▶ _WHAT YOU SHOULD DO_
Show every line of the records below that contains the word "risks".

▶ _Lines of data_

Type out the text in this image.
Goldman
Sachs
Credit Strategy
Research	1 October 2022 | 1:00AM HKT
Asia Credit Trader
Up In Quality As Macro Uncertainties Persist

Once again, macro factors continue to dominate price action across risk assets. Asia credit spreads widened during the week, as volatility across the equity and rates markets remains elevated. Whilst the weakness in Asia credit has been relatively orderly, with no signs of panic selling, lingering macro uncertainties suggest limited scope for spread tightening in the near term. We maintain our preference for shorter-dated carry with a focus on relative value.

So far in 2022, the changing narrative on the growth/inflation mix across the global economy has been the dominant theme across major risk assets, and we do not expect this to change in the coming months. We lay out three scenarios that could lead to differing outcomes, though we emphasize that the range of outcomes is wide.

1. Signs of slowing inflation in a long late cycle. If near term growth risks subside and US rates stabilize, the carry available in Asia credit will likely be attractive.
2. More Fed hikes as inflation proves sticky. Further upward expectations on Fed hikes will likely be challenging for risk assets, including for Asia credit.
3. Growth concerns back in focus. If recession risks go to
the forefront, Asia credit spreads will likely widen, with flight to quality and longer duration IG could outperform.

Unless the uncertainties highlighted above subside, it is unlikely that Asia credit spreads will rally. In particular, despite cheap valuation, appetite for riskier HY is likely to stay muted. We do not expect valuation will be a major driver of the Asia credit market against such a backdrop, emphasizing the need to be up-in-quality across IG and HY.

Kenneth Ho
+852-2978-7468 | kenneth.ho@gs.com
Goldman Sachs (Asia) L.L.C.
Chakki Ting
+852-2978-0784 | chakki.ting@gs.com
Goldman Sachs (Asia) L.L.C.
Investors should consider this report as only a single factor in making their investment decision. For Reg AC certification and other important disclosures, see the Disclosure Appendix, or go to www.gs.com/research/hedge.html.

▶ _RESPONSE TO THIS EXERCISE_
1. Signs of slowing inflation in a long late cycle. If near term growth risks subside and US rates stabilize, the carry available in Asia credit will likely be attractive.
3. Growth concerns back in focus. If recession risks go to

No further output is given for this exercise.